▸ TASK BRIEF:
Transcribe the records below exactly as they appear.

▸ RAW DATA:
§
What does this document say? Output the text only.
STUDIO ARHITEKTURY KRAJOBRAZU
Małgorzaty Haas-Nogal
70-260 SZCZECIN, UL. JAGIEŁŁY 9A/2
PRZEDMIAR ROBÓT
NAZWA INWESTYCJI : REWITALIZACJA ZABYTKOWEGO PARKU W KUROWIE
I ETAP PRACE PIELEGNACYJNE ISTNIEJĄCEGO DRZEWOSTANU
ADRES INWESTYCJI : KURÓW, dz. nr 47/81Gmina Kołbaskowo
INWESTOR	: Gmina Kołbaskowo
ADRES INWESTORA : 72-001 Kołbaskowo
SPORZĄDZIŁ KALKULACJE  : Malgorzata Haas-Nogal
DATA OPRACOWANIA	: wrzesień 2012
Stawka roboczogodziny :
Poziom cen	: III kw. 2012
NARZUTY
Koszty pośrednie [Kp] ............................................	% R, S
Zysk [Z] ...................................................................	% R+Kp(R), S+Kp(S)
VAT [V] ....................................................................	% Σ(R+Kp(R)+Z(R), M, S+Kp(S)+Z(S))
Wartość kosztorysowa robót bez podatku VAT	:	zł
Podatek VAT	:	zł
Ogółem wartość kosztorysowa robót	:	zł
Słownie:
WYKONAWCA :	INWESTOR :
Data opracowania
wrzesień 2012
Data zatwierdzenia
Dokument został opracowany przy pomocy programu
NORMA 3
§
▸ FULL RESPONSE:
What does this document say? Output the text only.
STUDIO ARHITEKTURY KRAJOBRAZU
Małgorzaty Haas-Nogal
70-260 SZCZECIN, UL. JAGIEŁŁY 9A/2
PRZEDMIAR ROBÓT
NAZWA INWESTYCJI : REWITALIZACJA ZABYTKOWEGO PARKU W KUROWIE
I ETAP PRACE PIELEGNACYJNE ISTNIEJĄCEGO DRZEWOSTANU
ADRES INWESTYCJI : KURÓW, dz. nr 47/81Gmina Kołbaskowo
INWESTOR	: Gmina Kołbaskowo
ADRES INWESTORA : 72-001 Kołbaskowo
SPORZĄDZIŁ KALKULACJE  : Malgorzata Haas-Nogal
DATA OPRACOWANIA	: wrzesień 2012
Stawka roboczogodziny :
Poziom cen	: III kw. 2012
NARZUTY
Koszty pośrednie [Kp] ............................................	% R, S
Zysk [Z] ...................................................................	% R+Kp(R), S+Kp(S)
VAT [V] ....................................................................	% Σ(R+Kp(R)+Z(R), M, S+Kp(S)+Z(S))
Wartość kosztorysowa robót bez podatku VAT	:	zł
Podatek VAT	:	zł
Ogółem wartość kosztorysowa robót	:	zł
Słownie:
WYKONAWCA :	INWESTOR :
Data opracowania
wrzesień 2012
Data zatwierdzenia
Dokument został opracowany przy pomocy programu
NORMA 3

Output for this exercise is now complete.